PROBLEM REQUIREMENTS >> Return every line of the records below verbatim, with no pictures in the copy.

>> BEGIN DATA PROVIDED

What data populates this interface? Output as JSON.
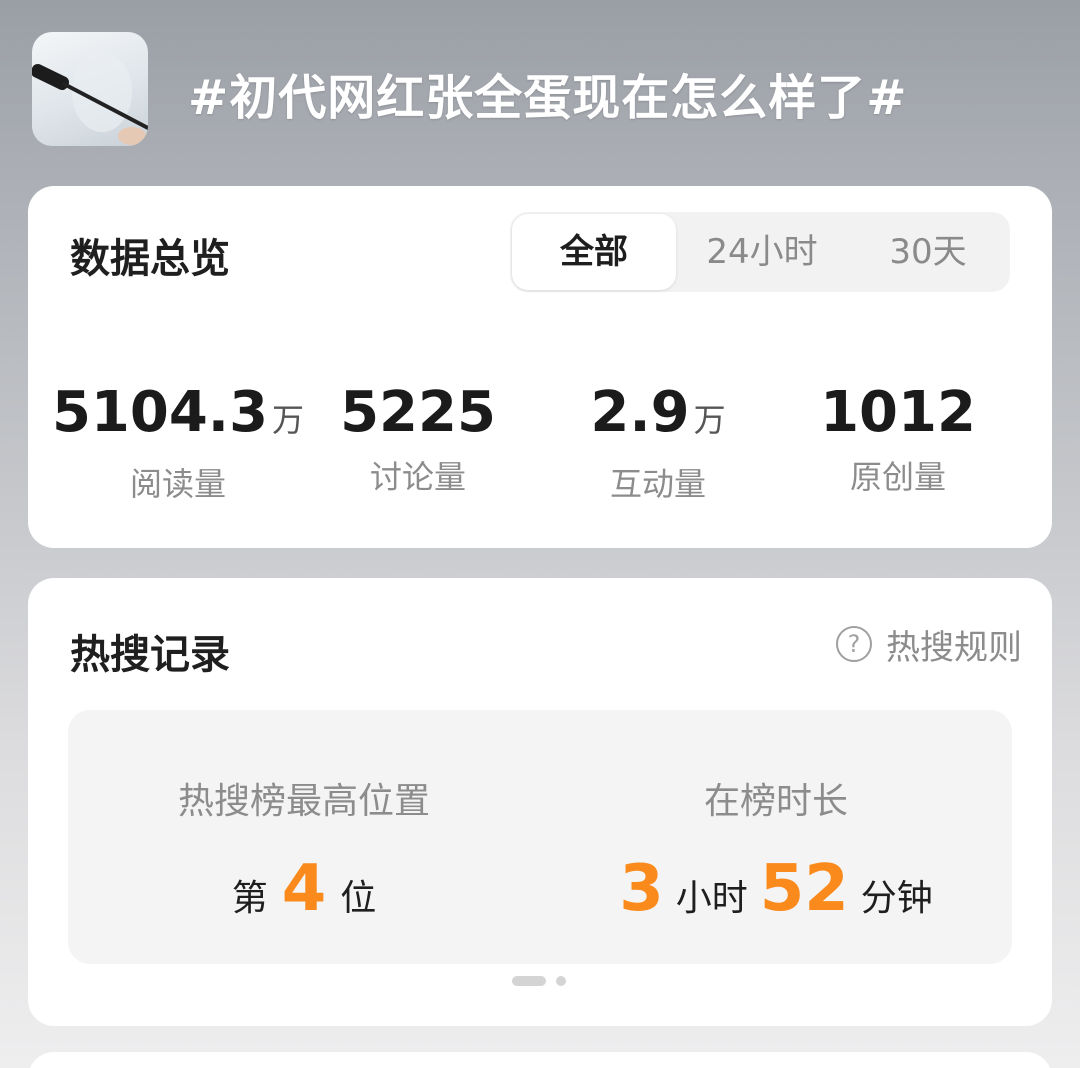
{
  "header": {
    "title": "#初代网红张全蛋现在怎么样了#",
    "avatar_icon": "microphone-icon"
  },
  "overview": {
    "title": "数据总览",
    "tabs": [
      {
        "label": "全部",
        "active": true
      },
      {
        "label": "24小时",
        "active": false
      },
      {
        "label": "30天",
        "active": false
      }
    ],
    "stats": [
      {
        "value": "5104.3",
        "unit": "万",
        "label": "阅读量"
      },
      {
        "value": "5225",
        "unit": "",
        "label": "讨论量"
      },
      {
        "value": "2.9",
        "unit": "万",
        "label": "互动量"
      },
      {
        "value": "1012",
        "unit": "",
        "label": "原创量"
      }
    ]
  },
  "hot_search": {
    "title": "热搜记录",
    "rules_label": "热搜规则",
    "rules_icon": "question-circle-icon",
    "peak": {
      "title": "热搜榜最高位置",
      "prefix": "第",
      "value": "4",
      "suffix": "位"
    },
    "duration": {
      "title": "在榜时长",
      "hours": "3",
      "hours_unit": "小时",
      "minutes": "52",
      "minutes_unit": "分钟"
    },
    "pager": {
      "pages": 2,
      "current": 1
    }
  },
  "colors": {
    "accent": "#fa8a1b",
    "card": "#ffffff",
    "muted_text": "#8c8c8c"
  }
}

>> END DATA PROVIDED

TASK RESULT >>
What data populates this interface? Output as JSON.
{
  "header": {
    "title": "#初代网红张全蛋现在怎么样了#",
    "avatar_icon": "microphone-icon"
  },
  "overview": {
    "title": "数据总览",
    "tabs": [
      {
        "label": "全部",
        "active": true
      },
      {
        "label": "24小时",
        "active": false
      },
      {
        "label": "30天",
        "active": false
      }
    ],
    "stats": [
      {
        "value": "5104.3",
        "unit": "万",
        "label": "阅读量"
      },
      {
        "value": "5225",
        "unit": "",
        "label": "讨论量"
      },
      {
        "value": "2.9",
        "unit": "万",
        "label": "互动量"
      },
      {
        "value": "1012",
        "unit": "",
        "label": "原创量"
      }
    ]
  },
  "hot_search": {
    "title": "热搜记录",
    "rules_label": "热搜规则",
    "rules_icon": "question-circle-icon",
    "peak": {
      "title": "热搜榜最高位置",
      "prefix": "第",
      "value": "4",
      "suffix": "位"
    },
    "duration": {
      "title": "在榜时长",
      "hours": "3",
      "hours_unit": "小时",
      "minutes": "52",
      "minutes_unit": "分钟"
    },
    "pager": {
      "pages": 2,
      "current": 1
    }
  },
  "colors": {
    "accent": "#fa8a1b",
    "card": "#ffffff",
    "muted_text": "#8c8c8c"
  }
}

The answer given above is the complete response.